__TASK TO CARRY OUT__. Please give the data below again in full, exactly as it stands.

# # # # # # #

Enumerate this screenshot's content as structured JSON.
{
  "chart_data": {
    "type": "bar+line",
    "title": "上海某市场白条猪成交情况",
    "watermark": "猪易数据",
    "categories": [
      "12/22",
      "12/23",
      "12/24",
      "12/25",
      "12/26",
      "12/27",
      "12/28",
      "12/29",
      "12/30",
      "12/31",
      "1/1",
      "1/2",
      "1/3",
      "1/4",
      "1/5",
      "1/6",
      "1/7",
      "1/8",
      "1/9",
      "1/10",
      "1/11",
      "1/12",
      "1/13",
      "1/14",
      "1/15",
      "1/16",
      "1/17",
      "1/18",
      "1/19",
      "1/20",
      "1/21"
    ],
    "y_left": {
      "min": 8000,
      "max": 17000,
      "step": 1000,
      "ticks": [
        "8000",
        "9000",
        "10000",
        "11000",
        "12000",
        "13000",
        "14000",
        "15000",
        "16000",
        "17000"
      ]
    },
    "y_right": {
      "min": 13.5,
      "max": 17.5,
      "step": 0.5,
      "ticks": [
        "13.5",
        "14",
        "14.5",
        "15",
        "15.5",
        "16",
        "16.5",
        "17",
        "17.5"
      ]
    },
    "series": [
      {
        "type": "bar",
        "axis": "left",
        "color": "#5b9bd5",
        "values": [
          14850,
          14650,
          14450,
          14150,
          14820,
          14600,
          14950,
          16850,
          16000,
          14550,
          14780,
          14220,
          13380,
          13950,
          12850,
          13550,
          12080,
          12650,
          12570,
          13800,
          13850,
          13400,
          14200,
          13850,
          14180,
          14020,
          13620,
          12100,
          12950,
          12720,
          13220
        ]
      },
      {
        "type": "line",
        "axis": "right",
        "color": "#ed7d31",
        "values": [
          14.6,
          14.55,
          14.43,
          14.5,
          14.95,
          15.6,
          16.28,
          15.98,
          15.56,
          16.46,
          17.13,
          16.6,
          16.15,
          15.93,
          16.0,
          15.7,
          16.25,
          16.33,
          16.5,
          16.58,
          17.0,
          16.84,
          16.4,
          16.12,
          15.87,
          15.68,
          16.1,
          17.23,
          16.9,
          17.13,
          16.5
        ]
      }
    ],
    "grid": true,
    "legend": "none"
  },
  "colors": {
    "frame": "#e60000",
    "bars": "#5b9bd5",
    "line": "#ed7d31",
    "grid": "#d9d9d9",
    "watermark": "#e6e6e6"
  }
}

# # # # # # #

__OUTPUT__.
Enumerate this screenshot's content as structured JSON.
{
  "chart_data": {
    "type": "bar+line",
    "title": "上海某市场白条猪成交情况",
    "watermark": "猪易数据",
    "categories": [
      "12/22",
      "12/23",
      "12/24",
      "12/25",
      "12/26",
      "12/27",
      "12/28",
      "12/29",
      "12/30",
      "12/31",
      "1/1",
      "1/2",
      "1/3",
      "1/4",
      "1/5",
      "1/6",
      "1/7",
      "1/8",
      "1/9",
      "1/10",
      "1/11",
      "1/12",
      "1/13",
      "1/14",
      "1/15",
      "1/16",
      "1/17",
      "1/18",
      "1/19",
      "1/20",
      "1/21"
    ],
    "y_left": {
      "min": 8000,
      "max": 17000,
      "step": 1000,
      "ticks": [
        "8000",
        "9000",
        "10000",
        "11000",
        "12000",
        "13000",
        "14000",
        "15000",
        "16000",
        "17000"
      ]
    },
    "y_right": {
      "min": 13.5,
      "max": 17.5,
      "step": 0.5,
      "ticks": [
        "13.5",
        "14",
        "14.5",
        "15",
        "15.5",
        "16",
        "16.5",
        "17",
        "17.5"
      ]
    },
    "series": [
      {
        "type": "bar",
        "axis": "left",
        "color": "#5b9bd5",
        "values": [
          14850,
          14650,
          14450,
          14150,
          14820,
          14600,
          14950,
          16850,
          16000,
          14550,
          14780,
          14220,
          13380,
          13950,
          12850,
          13550,
          12080,
          12650,
          12570,
          13800,
          13850,
          13400,
          14200,
          13850,
          14180,
          14020,
          13620,
          12100,
          12950,
          12720,
          13220
        ]
      },
      {
        "type": "line",
        "axis": "right",
        "color": "#ed7d31",
        "values": [
          14.6,
          14.55,
          14.43,
          14.5,
          14.95,
          15.6,
          16.28,
          15.98,
          15.56,
          16.46,
          17.13,
          16.6,
          16.15,
          15.93,
          16.0,
          15.7,
          16.25,
          16.33,
          16.5,
          16.58,
          17.0,
          16.84,
          16.4,
          16.12,
          15.87,
          15.68,
          16.1,
          17.23,
          16.9,
          17.13,
          16.5
        ]
      }
    ],
    "grid": true,
    "legend": "none"
  },
  "colors": {
    "frame": "#e60000",
    "bars": "#5b9bd5",
    "line": "#ed7d31",
    "grid": "#d9d9d9",
    "watermark": "#e6e6e6"
  }
}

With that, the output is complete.